Goal
Give the number of lines containing the word "content" and nothing more.

Dataset

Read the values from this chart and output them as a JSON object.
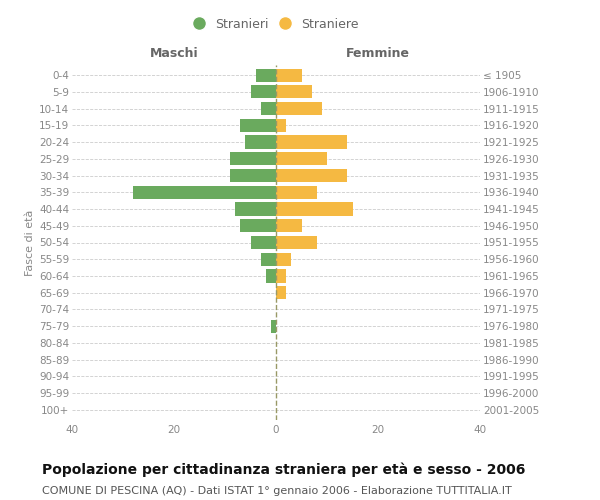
{
  "age_groups": [
    "0-4",
    "5-9",
    "10-14",
    "15-19",
    "20-24",
    "25-29",
    "30-34",
    "35-39",
    "40-44",
    "45-49",
    "50-54",
    "55-59",
    "60-64",
    "65-69",
    "70-74",
    "75-79",
    "80-84",
    "85-89",
    "90-94",
    "95-99",
    "100+"
  ],
  "birth_years": [
    "2001-2005",
    "1996-2000",
    "1991-1995",
    "1986-1990",
    "1981-1985",
    "1976-1980",
    "1971-1975",
    "1966-1970",
    "1961-1965",
    "1956-1960",
    "1951-1955",
    "1946-1950",
    "1941-1945",
    "1936-1940",
    "1931-1935",
    "1926-1930",
    "1921-1925",
    "1916-1920",
    "1911-1915",
    "1906-1910",
    "≤ 1905"
  ],
  "maschi": [
    4,
    5,
    3,
    7,
    6,
    9,
    9,
    28,
    8,
    7,
    5,
    3,
    2,
    0,
    0,
    1,
    0,
    0,
    0,
    0,
    0
  ],
  "femmine": [
    5,
    7,
    9,
    2,
    14,
    10,
    14,
    8,
    15,
    5,
    8,
    3,
    2,
    2,
    0,
    0,
    0,
    0,
    0,
    0,
    0
  ],
  "color_maschi": "#6aaa5e",
  "color_femmine": "#f5b942",
  "xlim": [
    -40,
    40
  ],
  "title": "Popolazione per cittadinanza straniera per età e sesso - 2006",
  "subtitle": "COMUNE DI PESCINA (AQ) - Dati ISTAT 1° gennaio 2006 - Elaborazione TUTTITALIA.IT",
  "ylabel_left": "Fasce di età",
  "header_left": "Maschi",
  "header_right": "Femmine",
  "legend_label_m": "Stranieri",
  "legend_label_f": "Straniere",
  "bg_color": "#ffffff",
  "grid_color": "#cccccc",
  "dashed_line_color": "#999966",
  "label_color": "#888888",
  "header_color": "#666666",
  "title_color": "#111111",
  "subtitle_color": "#555555",
  "title_fontsize": 10,
  "subtitle_fontsize": 8,
  "tick_fontsize": 7.5,
  "header_fontsize": 9,
  "legend_fontsize": 9,
  "bar_height": 0.78
}
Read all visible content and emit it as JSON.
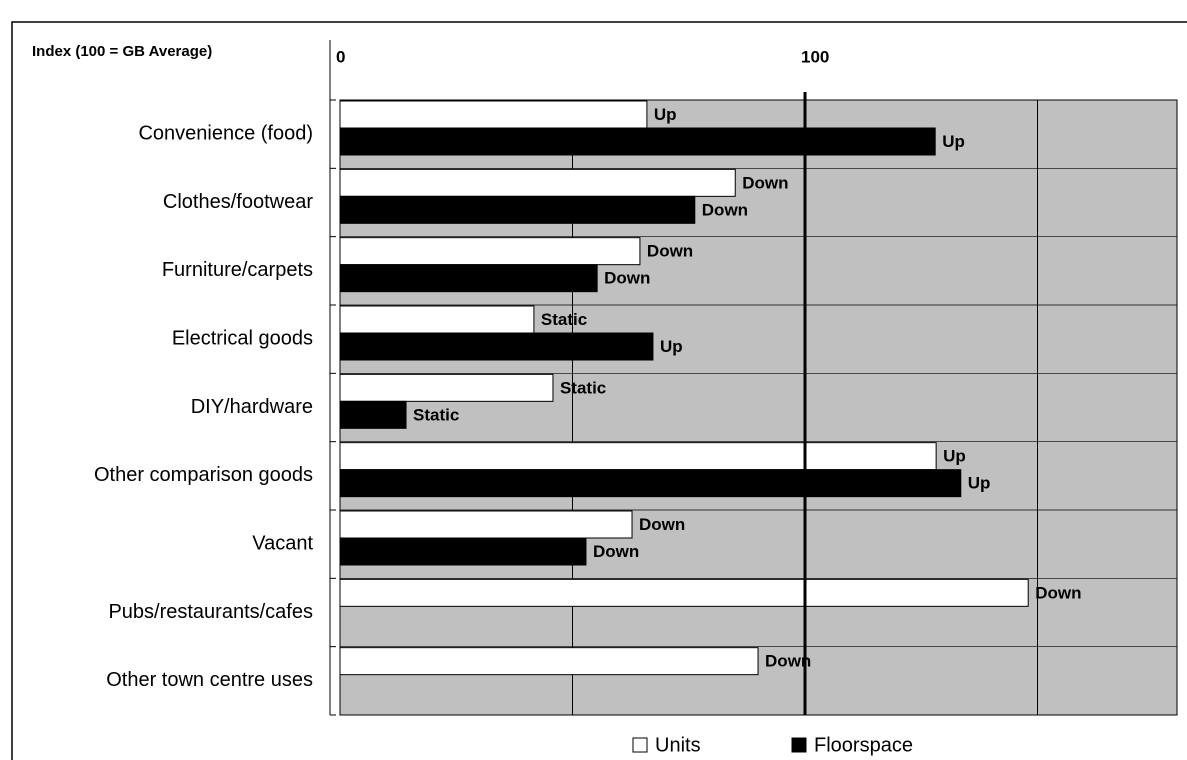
{
  "chart_data": {
    "type": "bar",
    "orientation": "horizontal",
    "axis_label": "Index (100 = GB Average)",
    "categories": [
      "Convenience (food)",
      "Clothes/footwear",
      "Furniture/carpets",
      "Electrical goods",
      "DIY/hardware",
      "Other comparison goods",
      "Vacant",
      "Pubs/restaurants/cafes",
      "Other town centre uses"
    ],
    "series": [
      {
        "name": "Units",
        "color": "#ffffff",
        "values": [
          66,
          85,
          64.5,
          41.7,
          45.8,
          128.2,
          62.8,
          148,
          89.9
        ],
        "annotations": [
          "Up",
          "Down",
          "Down",
          "Static",
          "Static",
          "Up",
          "Down",
          "Down",
          "Down"
        ]
      },
      {
        "name": "Floorspace",
        "color": "#000000",
        "values": [
          128,
          76.3,
          55.3,
          67.3,
          14.2,
          133.5,
          52.9,
          null,
          null
        ],
        "annotations": [
          "Up",
          "Down",
          "Down",
          "Up",
          "Static",
          "Up",
          "Down",
          null,
          null
        ]
      }
    ],
    "xlim": [
      0,
      180
    ],
    "xticks": [
      0,
      100
    ],
    "xgrid": [
      0,
      50,
      100,
      150
    ],
    "reference_line": 100,
    "grid": true,
    "background": "#c0c0c0",
    "legend": "bottom"
  }
}
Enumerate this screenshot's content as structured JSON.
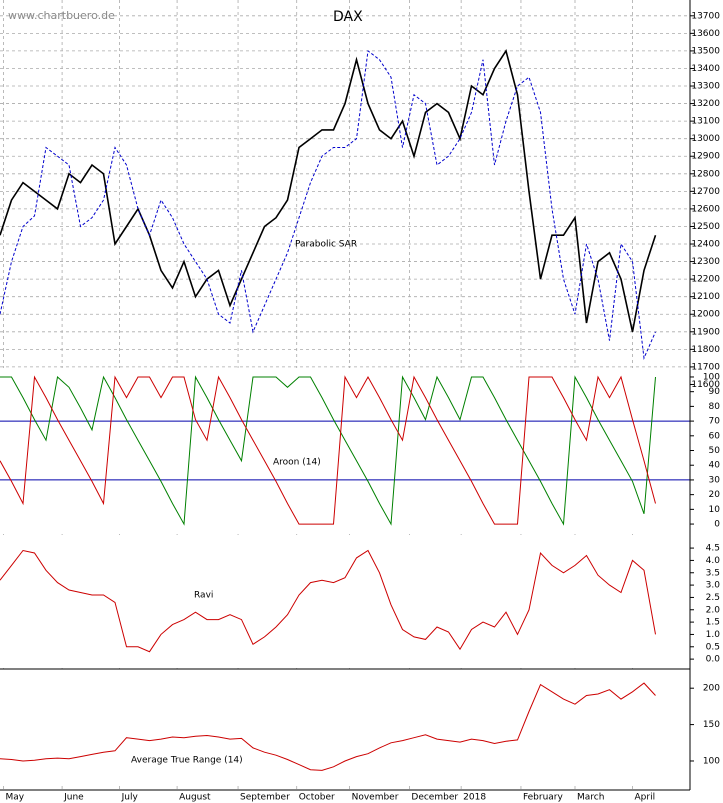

Result of this exercise
2